§ **Stored items from a collection**:
(begin)
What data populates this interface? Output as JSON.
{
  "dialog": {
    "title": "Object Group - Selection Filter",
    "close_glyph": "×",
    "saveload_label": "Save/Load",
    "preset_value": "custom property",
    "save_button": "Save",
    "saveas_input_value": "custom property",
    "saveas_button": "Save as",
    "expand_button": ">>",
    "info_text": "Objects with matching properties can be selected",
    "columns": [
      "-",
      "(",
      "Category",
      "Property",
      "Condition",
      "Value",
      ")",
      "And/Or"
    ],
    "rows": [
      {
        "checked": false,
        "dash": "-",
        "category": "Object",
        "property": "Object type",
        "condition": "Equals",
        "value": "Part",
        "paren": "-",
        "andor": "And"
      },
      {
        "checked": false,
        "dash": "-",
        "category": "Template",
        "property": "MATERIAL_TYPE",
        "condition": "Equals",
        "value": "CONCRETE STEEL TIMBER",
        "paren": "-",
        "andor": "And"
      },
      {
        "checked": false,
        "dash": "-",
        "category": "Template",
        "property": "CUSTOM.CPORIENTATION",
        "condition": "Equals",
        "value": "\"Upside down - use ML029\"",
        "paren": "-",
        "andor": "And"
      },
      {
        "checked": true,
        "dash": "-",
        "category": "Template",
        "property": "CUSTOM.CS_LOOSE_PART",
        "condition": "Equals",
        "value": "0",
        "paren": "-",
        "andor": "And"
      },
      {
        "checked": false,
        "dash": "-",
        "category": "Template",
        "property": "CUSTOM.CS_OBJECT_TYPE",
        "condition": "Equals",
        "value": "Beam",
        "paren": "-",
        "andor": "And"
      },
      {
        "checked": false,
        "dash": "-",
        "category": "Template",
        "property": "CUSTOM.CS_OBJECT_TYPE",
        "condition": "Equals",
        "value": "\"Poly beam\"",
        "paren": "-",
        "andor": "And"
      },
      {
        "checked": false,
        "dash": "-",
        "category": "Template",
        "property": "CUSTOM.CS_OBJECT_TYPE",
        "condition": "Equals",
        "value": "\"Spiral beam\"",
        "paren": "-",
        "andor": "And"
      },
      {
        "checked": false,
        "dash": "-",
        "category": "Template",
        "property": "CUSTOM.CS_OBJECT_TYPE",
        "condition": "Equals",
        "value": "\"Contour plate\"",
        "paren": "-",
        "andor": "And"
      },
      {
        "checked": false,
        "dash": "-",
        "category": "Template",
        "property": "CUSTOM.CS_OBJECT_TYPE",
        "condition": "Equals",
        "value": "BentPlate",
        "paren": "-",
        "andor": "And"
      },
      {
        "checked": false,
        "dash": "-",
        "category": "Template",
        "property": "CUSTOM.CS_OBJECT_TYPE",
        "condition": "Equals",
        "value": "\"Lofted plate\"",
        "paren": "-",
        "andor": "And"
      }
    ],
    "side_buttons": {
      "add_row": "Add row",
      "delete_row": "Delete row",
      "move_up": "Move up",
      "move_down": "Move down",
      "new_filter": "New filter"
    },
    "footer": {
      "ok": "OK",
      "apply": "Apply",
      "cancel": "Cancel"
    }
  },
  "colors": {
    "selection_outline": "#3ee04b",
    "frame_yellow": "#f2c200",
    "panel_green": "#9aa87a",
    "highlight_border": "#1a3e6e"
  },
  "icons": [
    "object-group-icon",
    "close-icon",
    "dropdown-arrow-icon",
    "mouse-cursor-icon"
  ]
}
(end)
§ **SET EXERCISE**: The records above are to be copied in full, exactly as written.

§ **COMPLETED TASK**:
What data populates this interface? Output as JSON.
{
  "dialog": {
    "title": "Object Group - Selection Filter",
    "close_glyph": "×",
    "saveload_label": "Save/Load",
    "preset_value": "custom property",
    "save_button": "Save",
    "saveas_input_value": "custom property",
    "saveas_button": "Save as",
    "expand_button": ">>",
    "info_text": "Objects with matching properties can be selected",
    "columns": [
      "-",
      "(",
      "Category",
      "Property",
      "Condition",
      "Value",
      ")",
      "And/Or"
    ],
    "rows": [
      {
        "checked": false,
        "dash": "-",
        "category": "Object",
        "property": "Object type",
        "condition": "Equals",
        "value": "Part",
        "paren": "-",
        "andor": "And"
      },
      {
        "checked": false,
        "dash": "-",
        "category": "Template",
        "property": "MATERIAL_TYPE",
        "condition": "Equals",
        "value": "CONCRETE STEEL TIMBER",
        "paren": "-",
        "andor": "And"
      },
      {
        "checked": false,
        "dash": "-",
        "category": "Template",
        "property": "CUSTOM.CPORIENTATION",
        "condition": "Equals",
        "value": "\"Upside down - use ML029\"",
        "paren": "-",
        "andor": "And"
      },
      {
        "checked": true,
        "dash": "-",
        "category": "Template",
        "property": "CUSTOM.CS_LOOSE_PART",
        "condition": "Equals",
        "value": "0",
        "paren": "-",
        "andor": "And"
      },
      {
        "checked": false,
        "dash": "-",
        "category": "Template",
        "property": "CUSTOM.CS_OBJECT_TYPE",
        "condition": "Equals",
        "value": "Beam",
        "paren": "-",
        "andor": "And"
      },
      {
        "checked": false,
        "dash": "-",
        "category": "Template",
        "property": "CUSTOM.CS_OBJECT_TYPE",
        "condition": "Equals",
        "value": "\"Poly beam\"",
        "paren": "-",
        "andor": "And"
      },
      {
        "checked": false,
        "dash": "-",
        "category": "Template",
        "property": "CUSTOM.CS_OBJECT_TYPE",
        "condition": "Equals",
        "value": "\"Spiral beam\"",
        "paren": "-",
        "andor": "And"
      },
      {
        "checked": false,
        "dash": "-",
        "category": "Template",
        "property": "CUSTOM.CS_OBJECT_TYPE",
        "condition": "Equals",
        "value": "\"Contour plate\"",
        "paren": "-",
        "andor": "And"
      },
      {
        "checked": false,
        "dash": "-",
        "category": "Template",
        "property": "CUSTOM.CS_OBJECT_TYPE",
        "condition": "Equals",
        "value": "BentPlate",
        "paren": "-",
        "andor": "And"
      },
      {
        "checked": false,
        "dash": "-",
        "category": "Template",
        "property": "CUSTOM.CS_OBJECT_TYPE",
        "condition": "Equals",
        "value": "\"Lofted plate\"",
        "paren": "-",
        "andor": "And"
      }
    ],
    "side_buttons": {
      "add_row": "Add row",
      "delete_row": "Delete row",
      "move_up": "Move up",
      "move_down": "Move down",
      "new_filter": "New filter"
    },
    "footer": {
      "ok": "OK",
      "apply": "Apply",
      "cancel": "Cancel"
    }
  },
  "colors": {
    "selection_outline": "#3ee04b",
    "frame_yellow": "#f2c200",
    "panel_green": "#9aa87a",
    "highlight_border": "#1a3e6e"
  },
  "icons": [
    "object-group-icon",
    "close-icon",
    "dropdown-arrow-icon",
    "mouse-cursor-icon"
  ]
}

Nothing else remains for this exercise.